(Excerpt from a dataset)
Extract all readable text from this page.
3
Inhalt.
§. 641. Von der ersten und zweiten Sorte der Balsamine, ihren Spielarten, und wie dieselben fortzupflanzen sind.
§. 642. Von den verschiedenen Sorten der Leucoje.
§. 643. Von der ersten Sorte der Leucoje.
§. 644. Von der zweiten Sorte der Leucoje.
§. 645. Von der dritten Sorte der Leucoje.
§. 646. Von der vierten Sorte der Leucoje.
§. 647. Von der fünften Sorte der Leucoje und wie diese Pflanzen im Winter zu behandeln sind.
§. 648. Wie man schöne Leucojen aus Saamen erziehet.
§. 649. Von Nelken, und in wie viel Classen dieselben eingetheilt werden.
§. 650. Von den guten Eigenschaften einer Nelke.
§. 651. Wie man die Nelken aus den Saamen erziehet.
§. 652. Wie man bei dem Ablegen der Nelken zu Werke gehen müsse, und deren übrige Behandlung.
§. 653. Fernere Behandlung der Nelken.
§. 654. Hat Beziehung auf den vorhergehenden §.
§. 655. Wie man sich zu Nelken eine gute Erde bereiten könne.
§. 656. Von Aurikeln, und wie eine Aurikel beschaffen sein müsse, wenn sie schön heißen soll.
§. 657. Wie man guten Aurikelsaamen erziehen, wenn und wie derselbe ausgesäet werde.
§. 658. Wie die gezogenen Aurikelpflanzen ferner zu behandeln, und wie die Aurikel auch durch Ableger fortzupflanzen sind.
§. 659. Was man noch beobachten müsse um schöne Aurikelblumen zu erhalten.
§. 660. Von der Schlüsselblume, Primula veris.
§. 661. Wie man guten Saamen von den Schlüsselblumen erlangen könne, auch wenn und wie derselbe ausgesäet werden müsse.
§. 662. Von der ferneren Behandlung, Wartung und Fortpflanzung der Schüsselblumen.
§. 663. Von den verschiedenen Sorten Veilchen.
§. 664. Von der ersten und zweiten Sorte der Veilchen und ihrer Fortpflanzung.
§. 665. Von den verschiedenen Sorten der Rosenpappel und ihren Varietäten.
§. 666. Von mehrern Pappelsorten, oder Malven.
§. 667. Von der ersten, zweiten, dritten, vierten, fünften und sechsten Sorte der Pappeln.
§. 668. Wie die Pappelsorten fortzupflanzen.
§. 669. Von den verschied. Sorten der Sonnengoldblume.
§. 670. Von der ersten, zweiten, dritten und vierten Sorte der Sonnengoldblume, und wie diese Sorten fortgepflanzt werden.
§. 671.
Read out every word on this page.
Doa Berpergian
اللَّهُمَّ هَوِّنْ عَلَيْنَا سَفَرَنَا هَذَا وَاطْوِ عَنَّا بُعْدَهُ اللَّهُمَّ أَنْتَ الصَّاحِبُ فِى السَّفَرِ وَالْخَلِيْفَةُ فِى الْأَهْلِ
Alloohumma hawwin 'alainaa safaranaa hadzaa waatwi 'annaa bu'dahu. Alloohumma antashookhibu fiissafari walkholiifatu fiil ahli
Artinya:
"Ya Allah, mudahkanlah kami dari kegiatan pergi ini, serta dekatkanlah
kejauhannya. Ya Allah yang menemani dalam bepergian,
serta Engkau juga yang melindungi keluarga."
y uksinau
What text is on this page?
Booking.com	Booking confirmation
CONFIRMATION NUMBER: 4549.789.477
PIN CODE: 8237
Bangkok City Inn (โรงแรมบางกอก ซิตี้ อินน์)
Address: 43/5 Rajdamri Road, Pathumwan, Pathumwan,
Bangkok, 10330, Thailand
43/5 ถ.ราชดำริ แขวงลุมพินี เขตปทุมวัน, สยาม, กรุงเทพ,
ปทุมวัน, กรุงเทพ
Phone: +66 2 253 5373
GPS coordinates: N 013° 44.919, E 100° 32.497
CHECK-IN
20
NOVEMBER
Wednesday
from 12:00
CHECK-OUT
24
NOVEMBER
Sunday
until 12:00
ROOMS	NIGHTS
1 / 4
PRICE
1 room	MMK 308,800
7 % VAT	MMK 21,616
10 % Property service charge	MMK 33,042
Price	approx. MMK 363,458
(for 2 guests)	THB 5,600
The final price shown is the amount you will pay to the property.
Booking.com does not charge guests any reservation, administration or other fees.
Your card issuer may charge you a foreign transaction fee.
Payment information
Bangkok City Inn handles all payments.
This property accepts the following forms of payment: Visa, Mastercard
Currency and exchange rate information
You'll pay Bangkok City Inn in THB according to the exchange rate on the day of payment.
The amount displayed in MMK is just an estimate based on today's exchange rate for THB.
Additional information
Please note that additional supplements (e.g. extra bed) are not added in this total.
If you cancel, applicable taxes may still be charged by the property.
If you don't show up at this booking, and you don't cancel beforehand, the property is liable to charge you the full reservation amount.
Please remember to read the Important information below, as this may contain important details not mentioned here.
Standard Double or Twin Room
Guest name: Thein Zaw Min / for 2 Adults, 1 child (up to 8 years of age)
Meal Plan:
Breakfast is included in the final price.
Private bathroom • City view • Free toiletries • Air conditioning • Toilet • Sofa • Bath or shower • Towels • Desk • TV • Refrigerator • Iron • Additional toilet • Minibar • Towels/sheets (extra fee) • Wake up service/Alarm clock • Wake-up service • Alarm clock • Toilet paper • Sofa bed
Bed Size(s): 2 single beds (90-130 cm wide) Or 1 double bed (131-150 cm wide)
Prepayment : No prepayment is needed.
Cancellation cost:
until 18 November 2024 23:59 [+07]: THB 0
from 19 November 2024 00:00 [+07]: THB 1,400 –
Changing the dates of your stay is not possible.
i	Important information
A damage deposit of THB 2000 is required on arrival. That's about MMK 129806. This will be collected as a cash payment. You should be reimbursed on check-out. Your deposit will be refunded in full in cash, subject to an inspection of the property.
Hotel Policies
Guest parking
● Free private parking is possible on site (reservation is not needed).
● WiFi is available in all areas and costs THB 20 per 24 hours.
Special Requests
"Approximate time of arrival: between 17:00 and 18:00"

Work instructions:
Find each line with the string "vierten" and copy it out.

Correct result:
§. 646. Von der vierten Sorte der Leucoje.
§. 667. Von der ersten, zweiten, dritten, vierten, fünften und sechsten Sorte der Pappeln.
§. 670. Von der ersten, zweiten, dritten und vierten Sorte der Sonnengoldblume, und wie diese Sorten fortgepflanzt werden.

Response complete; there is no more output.